» WORK TO COMPLETE
Could you write out every entry exactly as it stands?

======== EXERCISE MATERIALS

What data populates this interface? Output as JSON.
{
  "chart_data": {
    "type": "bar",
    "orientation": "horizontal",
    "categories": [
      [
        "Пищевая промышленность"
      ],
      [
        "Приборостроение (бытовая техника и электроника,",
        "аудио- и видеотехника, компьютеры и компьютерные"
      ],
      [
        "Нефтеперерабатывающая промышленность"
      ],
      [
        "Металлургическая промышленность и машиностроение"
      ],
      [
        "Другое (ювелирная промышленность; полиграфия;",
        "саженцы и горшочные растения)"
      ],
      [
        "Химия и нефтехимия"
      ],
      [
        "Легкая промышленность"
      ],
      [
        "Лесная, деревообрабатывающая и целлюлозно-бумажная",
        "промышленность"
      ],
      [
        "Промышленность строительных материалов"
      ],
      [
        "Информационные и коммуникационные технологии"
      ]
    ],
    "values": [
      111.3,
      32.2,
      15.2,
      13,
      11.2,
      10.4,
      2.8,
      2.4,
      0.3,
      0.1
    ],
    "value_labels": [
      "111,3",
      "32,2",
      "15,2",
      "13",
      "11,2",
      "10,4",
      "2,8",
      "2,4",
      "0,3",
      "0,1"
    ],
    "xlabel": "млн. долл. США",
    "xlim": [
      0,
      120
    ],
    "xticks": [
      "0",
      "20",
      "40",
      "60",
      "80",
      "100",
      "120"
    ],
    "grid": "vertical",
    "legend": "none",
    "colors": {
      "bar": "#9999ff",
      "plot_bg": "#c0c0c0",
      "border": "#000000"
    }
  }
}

================

» CORRECT OUTPUT
What data populates this interface? Output as JSON.
{
  "chart_data": {
    "type": "bar",
    "orientation": "horizontal",
    "categories": [
      [
        "Пищевая промышленность"
      ],
      [
        "Приборостроение (бытовая техника и электроника,",
        "аудио- и видеотехника, компьютеры и компьютерные"
      ],
      [
        "Нефтеперерабатывающая промышленность"
      ],
      [
        "Металлургическая промышленность и машиностроение"
      ],
      [
        "Другое (ювелирная промышленность; полиграфия;",
        "саженцы и горшочные растения)"
      ],
      [
        "Химия и нефтехимия"
      ],
      [
        "Легкая промышленность"
      ],
      [
        "Лесная, деревообрабатывающая и целлюлозно-бумажная",
        "промышленность"
      ],
      [
        "Промышленность строительных материалов"
      ],
      [
        "Информационные и коммуникационные технологии"
      ]
    ],
    "values": [
      111.3,
      32.2,
      15.2,
      13,
      11.2,
      10.4,
      2.8,
      2.4,
      0.3,
      0.1
    ],
    "value_labels": [
      "111,3",
      "32,2",
      "15,2",
      "13",
      "11,2",
      "10,4",
      "2,8",
      "2,4",
      "0,3",
      "0,1"
    ],
    "xlabel": "млн. долл. США",
    "xlim": [
      0,
      120
    ],
    "xticks": [
      "0",
      "20",
      "40",
      "60",
      "80",
      "100",
      "120"
    ],
    "grid": "vertical",
    "legend": "none",
    "colors": {
      "bar": "#9999ff",
      "plot_bg": "#c0c0c0",
      "border": "#000000"
    }
  }
}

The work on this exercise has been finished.